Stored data
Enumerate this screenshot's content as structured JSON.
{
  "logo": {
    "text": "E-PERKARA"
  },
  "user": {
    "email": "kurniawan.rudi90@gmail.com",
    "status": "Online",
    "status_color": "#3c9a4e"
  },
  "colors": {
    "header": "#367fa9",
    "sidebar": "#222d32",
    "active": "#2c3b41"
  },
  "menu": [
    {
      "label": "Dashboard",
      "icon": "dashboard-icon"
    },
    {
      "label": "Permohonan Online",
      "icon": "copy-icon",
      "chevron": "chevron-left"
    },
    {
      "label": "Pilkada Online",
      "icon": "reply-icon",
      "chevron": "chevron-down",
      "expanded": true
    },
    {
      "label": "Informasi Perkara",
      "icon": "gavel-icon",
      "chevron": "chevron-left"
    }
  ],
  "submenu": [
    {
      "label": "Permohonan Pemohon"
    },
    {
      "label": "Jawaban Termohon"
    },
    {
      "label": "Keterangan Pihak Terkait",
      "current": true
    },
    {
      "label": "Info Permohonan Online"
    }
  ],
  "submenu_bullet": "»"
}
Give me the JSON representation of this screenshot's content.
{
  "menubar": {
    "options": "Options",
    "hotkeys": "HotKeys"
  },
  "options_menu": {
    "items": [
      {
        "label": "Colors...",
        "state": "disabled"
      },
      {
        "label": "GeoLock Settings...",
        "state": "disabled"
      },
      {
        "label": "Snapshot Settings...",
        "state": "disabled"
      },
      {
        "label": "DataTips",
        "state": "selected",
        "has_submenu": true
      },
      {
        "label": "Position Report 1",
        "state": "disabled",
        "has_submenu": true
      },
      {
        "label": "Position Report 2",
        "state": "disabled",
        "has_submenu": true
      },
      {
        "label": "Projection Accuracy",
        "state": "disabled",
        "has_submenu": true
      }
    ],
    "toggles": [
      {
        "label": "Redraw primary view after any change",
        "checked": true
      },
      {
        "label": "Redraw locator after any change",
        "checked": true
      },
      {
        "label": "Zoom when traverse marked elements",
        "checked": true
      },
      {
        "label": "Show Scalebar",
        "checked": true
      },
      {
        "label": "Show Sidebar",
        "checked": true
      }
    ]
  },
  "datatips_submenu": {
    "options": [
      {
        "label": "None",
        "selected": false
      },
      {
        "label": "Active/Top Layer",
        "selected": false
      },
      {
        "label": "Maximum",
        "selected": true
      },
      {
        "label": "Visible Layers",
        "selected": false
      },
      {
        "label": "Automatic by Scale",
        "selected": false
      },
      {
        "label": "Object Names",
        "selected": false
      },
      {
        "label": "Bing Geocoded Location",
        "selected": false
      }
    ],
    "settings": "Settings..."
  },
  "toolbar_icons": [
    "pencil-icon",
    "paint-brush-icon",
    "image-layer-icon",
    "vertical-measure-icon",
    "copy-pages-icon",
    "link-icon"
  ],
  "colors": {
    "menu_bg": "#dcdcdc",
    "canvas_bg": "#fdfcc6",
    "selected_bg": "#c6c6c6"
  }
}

To be done: Return all lines with the word "Show" in them.

Completed exercise:
        "label": "Show Scalebar",
        "label": "Show Sidebar",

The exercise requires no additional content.